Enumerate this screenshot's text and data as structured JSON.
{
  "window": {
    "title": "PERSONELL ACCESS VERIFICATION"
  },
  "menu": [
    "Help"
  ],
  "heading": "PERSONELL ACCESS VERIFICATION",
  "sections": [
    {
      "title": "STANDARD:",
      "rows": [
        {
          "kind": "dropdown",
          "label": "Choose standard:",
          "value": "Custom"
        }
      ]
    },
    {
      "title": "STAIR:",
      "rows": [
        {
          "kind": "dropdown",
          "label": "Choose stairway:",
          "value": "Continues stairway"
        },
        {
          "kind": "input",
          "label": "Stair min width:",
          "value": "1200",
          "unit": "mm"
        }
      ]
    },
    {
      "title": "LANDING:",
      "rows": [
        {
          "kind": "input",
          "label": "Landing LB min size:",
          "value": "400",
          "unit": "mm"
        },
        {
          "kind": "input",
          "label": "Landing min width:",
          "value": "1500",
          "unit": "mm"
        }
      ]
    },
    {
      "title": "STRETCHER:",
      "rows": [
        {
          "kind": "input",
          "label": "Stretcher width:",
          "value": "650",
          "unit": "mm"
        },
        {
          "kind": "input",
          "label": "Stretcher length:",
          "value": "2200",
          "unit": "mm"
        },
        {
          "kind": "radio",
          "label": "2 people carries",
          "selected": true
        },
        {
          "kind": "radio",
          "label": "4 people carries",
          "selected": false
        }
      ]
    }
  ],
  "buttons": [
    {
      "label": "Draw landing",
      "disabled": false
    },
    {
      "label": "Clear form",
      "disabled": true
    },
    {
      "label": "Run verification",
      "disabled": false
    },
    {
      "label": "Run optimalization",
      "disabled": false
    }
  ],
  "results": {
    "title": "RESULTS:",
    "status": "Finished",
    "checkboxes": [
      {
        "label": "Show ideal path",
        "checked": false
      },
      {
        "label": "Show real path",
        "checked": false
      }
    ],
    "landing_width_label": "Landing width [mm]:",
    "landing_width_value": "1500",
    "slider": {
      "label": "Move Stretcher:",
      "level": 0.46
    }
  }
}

#### [What needs to be done]
Check each line above for the word "ACCESS" and copy the ones that have it.

#### [The output]
    "title": "PERSONELL ACCESS VERIFICATION"
  "heading": "PERSONELL ACCESS VERIFICATION",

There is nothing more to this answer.